* BEGIN *

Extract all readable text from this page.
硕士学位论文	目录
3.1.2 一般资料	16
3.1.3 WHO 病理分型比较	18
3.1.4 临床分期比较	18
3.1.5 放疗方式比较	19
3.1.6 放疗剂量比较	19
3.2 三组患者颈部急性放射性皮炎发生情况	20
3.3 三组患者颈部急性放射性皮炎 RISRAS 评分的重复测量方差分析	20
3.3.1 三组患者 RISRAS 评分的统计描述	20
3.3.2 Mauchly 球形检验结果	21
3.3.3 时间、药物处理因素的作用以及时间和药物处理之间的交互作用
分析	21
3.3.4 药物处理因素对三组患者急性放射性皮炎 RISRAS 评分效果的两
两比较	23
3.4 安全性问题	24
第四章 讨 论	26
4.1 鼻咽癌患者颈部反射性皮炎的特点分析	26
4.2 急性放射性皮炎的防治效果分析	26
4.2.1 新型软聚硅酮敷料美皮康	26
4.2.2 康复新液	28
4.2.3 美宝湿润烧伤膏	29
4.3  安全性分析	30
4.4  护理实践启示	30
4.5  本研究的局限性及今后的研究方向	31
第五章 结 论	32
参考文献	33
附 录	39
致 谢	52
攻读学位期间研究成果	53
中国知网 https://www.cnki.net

* END *

# YOUR INSTRUCTIONS
What do the records say? Quote them all exactly.

# CORRECT OUTPUT
Extract all readable text from this page.
硕士学位论文	目录
3.1.2 一般资料	16
3.1.3 WHO 病理分型比较	18
3.1.4 临床分期比较	18
3.1.5 放疗方式比较	19
3.1.6 放疗剂量比较	19
3.2 三组患者颈部急性放射性皮炎发生情况	20
3.3 三组患者颈部急性放射性皮炎 RISRAS 评分的重复测量方差分析	20
3.3.1 三组患者 RISRAS 评分的统计描述	20
3.3.2 Mauchly 球形检验结果	21
3.3.3 时间、药物处理因素的作用以及时间和药物处理之间的交互作用
分析	21
3.3.4 药物处理因素对三组患者急性放射性皮炎 RISRAS 评分效果的两
两比较	23
3.4 安全性问题	24
第四章 讨 论	26
4.1 鼻咽癌患者颈部反射性皮炎的特点分析	26
4.2 急性放射性皮炎的防治效果分析	26
4.2.1 新型软聚硅酮敷料美皮康	26
4.2.2 康复新液	28
4.2.3 美宝湿润烧伤膏	29
4.3  安全性分析	30
4.4  护理实践启示	30
4.5  本研究的局限性及今后的研究方向	31
第五章 结 论	32
参考文献	33
附 录	39
致 谢	52
攻读学位期间研究成果	53
中国知网 https://www.cnki.net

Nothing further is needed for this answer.